* **Brief**: Output the full material exactly as it appears here.

══ Dataset

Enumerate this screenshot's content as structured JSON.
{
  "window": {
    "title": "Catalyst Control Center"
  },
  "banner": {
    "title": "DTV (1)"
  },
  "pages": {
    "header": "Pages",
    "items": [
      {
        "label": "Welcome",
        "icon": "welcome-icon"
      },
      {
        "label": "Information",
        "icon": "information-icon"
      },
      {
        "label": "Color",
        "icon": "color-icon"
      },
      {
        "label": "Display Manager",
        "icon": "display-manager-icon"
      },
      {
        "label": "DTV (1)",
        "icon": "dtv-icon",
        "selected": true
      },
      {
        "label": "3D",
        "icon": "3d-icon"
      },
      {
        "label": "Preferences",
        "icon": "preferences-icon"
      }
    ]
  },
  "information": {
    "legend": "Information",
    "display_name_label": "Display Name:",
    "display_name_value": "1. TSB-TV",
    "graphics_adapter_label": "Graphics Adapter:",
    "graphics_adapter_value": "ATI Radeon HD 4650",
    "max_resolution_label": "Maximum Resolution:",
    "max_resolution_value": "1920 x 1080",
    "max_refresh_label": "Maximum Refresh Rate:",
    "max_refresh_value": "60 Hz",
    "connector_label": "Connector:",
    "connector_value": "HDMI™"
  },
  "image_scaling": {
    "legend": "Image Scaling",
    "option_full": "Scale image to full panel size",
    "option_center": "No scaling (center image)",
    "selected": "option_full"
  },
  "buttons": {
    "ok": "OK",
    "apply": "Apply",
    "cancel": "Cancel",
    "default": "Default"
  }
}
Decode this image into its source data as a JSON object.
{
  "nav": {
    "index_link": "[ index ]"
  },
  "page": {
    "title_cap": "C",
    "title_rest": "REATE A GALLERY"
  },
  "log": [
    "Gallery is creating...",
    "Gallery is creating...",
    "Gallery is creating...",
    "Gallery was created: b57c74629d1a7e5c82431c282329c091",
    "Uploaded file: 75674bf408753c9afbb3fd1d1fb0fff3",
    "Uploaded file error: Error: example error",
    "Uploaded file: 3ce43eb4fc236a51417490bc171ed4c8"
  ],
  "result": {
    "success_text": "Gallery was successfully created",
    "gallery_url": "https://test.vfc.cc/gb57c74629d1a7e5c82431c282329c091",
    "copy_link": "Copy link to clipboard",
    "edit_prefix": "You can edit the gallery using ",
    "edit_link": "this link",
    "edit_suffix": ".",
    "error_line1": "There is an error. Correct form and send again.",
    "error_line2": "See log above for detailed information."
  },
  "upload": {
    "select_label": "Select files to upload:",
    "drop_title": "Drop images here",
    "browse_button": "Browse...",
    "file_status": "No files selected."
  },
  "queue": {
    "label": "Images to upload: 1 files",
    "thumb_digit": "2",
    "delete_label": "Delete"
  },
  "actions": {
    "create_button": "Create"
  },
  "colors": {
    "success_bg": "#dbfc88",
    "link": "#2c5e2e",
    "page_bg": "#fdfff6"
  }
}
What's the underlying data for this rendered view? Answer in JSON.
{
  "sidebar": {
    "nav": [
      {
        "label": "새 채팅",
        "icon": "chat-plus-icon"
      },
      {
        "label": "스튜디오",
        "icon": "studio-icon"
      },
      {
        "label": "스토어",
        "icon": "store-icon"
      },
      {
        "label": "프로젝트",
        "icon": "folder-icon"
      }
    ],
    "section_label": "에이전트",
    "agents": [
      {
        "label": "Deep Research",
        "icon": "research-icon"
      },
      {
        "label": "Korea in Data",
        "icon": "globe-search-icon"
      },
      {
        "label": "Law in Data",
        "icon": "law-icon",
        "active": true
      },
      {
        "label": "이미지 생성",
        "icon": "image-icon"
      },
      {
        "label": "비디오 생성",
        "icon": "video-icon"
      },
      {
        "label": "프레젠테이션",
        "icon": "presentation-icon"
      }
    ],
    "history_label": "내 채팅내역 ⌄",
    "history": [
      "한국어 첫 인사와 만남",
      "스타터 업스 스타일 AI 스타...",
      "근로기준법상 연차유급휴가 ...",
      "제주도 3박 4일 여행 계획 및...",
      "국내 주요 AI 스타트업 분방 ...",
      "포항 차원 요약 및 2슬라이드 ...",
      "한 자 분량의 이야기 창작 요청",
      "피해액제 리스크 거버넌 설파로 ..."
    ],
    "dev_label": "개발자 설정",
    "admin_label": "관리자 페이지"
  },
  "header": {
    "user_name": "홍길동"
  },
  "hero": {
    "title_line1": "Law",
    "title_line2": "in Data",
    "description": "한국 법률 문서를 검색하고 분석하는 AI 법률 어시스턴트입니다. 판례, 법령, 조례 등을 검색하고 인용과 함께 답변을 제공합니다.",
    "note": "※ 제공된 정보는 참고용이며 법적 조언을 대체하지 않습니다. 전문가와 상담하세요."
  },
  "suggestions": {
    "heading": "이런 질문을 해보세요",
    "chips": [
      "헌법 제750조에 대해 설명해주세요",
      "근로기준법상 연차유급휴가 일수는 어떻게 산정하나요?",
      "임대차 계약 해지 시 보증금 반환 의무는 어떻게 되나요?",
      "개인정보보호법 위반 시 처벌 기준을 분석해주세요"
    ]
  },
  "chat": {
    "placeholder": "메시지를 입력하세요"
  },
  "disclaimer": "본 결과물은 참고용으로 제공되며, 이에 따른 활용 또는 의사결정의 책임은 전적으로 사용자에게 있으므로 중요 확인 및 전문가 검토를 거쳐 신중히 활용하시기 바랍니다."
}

════

* **Reply**:
Enumerate this screenshot's content as structured JSON.
{
  "window": {
    "title": "Catalyst Control Center"
  },
  "banner": {
    "title": "DTV (1)"
  },
  "pages": {
    "header": "Pages",
    "items": [
      {
        "label": "Welcome",
        "icon": "welcome-icon"
      },
      {
        "label": "Information",
        "icon": "information-icon"
      },
      {
        "label": "Color",
        "icon": "color-icon"
      },
      {
        "label": "Display Manager",
        "icon": "display-manager-icon"
      },
      {
        "label": "DTV (1)",
        "icon": "dtv-icon",
        "selected": true
      },
      {
        "label": "3D",
        "icon": "3d-icon"
      },
      {
        "label": "Preferences",
        "icon": "preferences-icon"
      }
    ]
  },
  "information": {
    "legend": "Information",
    "display_name_label": "Display Name:",
    "display_name_value": "1. TSB-TV",
    "graphics_adapter_label": "Graphics Adapter:",
    "graphics_adapter_value": "ATI Radeon HD 4650",
    "max_resolution_label": "Maximum Resolution:",
    "max_resolution_value": "1920 x 1080",
    "max_refresh_label": "Maximum Refresh Rate:",
    "max_refresh_value": "60 Hz",
    "connector_label": "Connector:",
    "connector_value": "HDMI™"
  },
  "image_scaling": {
    "legend": "Image Scaling",
    "option_full": "Scale image to full panel size",
    "option_center": "No scaling (center image)",
    "selected": "option_full"
  },
  "buttons": {
    "ok": "OK",
    "apply": "Apply",
    "cancel": "Cancel",
    "default": "Default"
  }
}
Decode this image into its source data as a JSON object.
{
  "nav": {
    "index_link": "[ index ]"
  },
  "page": {
    "title_cap": "C",
    "title_rest": "REATE A GALLERY"
  },
  "log": [
    "Gallery is creating...",
    "Gallery is creating...",
    "Gallery is creating...",
    "Gallery was created: b57c74629d1a7e5c82431c282329c091",
    "Uploaded file: 75674bf408753c9afbb3fd1d1fb0fff3",
    "Uploaded file error: Error: example error",
    "Uploaded file: 3ce43eb4fc236a51417490bc171ed4c8"
  ],
  "result": {
    "success_text": "Gallery was successfully created",
    "gallery_url": "https://test.vfc.cc/gb57c74629d1a7e5c82431c282329c091",
    "copy_link": "Copy link to clipboard",
    "edit_prefix": "You can edit the gallery using ",
    "edit_link": "this link",
    "edit_suffix": ".",
    "error_line1": "There is an error. Correct form and send again.",
    "error_line2": "See log above for detailed information."
  },
  "upload": {
    "select_label": "Select files to upload:",
    "drop_title": "Drop images here",
    "browse_button": "Browse...",
    "file_status": "No files selected."
  },
  "queue": {
    "label": "Images to upload: 1 files",
    "thumb_digit": "2",
    "delete_label": "Delete"
  },
  "actions": {
    "create_button": "Create"
  },
  "colors": {
    "success_bg": "#dbfc88",
    "link": "#2c5e2e",
    "page_bg": "#fdfff6"
  }
}
What's the underlying data for this rendered view? Answer in JSON.
{
  "sidebar": {
    "nav": [
      {
        "label": "새 채팅",
        "icon": "chat-plus-icon"
      },
      {
        "label": "스튜디오",
        "icon": "studio-icon"
      },
      {
        "label": "스토어",
        "icon": "store-icon"
      },
      {
        "label": "프로젝트",
        "icon": "folder-icon"
      }
    ],
    "section_label": "에이전트",
    "agents": [
      {
        "label": "Deep Research",
        "icon": "research-icon"
      },
      {
        "label": "Korea in Data",
        "icon": "globe-search-icon"
      },
      {
        "label": "Law in Data",
        "icon": "law-icon",
        "active": true
      },
      {
        "label": "이미지 생성",
        "icon": "image-icon"
      },
      {
        "label": "비디오 생성",
        "icon": "video-icon"
      },
      {
        "label": "프레젠테이션",
        "icon": "presentation-icon"
      }
    ],
    "history_label": "내 채팅내역 ⌄",
    "history": [
      "한국어 첫 인사와 만남",
      "스타터 업스 스타일 AI 스타...",
      "근로기준법상 연차유급휴가 ...",
      "제주도 3박 4일 여행 계획 및...",
      "국내 주요 AI 스타트업 분방 ...",
      "포항 차원 요약 및 2슬라이드 ...",
      "한 자 분량의 이야기 창작 요청",
      "피해액제 리스크 거버넌 설파로 ..."
    ],
    "dev_label": "개발자 설정",
    "admin_label": "관리자 페이지"
  },
  "header": {
    "user_name": "홍길동"
  },
  "hero": {
    "title_line1": "Law",
    "title_line2": "in Data",
    "description": "한국 법률 문서를 검색하고 분석하는 AI 법률 어시스턴트입니다. 판례, 법령, 조례 등을 검색하고 인용과 함께 답변을 제공합니다.",
    "note": "※ 제공된 정보는 참고용이며 법적 조언을 대체하지 않습니다. 전문가와 상담하세요."
  },
  "suggestions": {
    "heading": "이런 질문을 해보세요",
    "chips": [
      "헌법 제750조에 대해 설명해주세요",
      "근로기준법상 연차유급휴가 일수는 어떻게 산정하나요?",
      "임대차 계약 해지 시 보증금 반환 의무는 어떻게 되나요?",
      "개인정보보호법 위반 시 처벌 기준을 분석해주세요"
    ]
  },
  "chat": {
    "placeholder": "메시지를 입력하세요"
  },
  "disclaimer": "본 결과물은 참고용으로 제공되며, 이에 따른 활용 또는 의사결정의 책임은 전적으로 사용자에게 있으므로 중요 확인 및 전문가 검토를 거쳐 신중히 활용하시기 바랍니다."
}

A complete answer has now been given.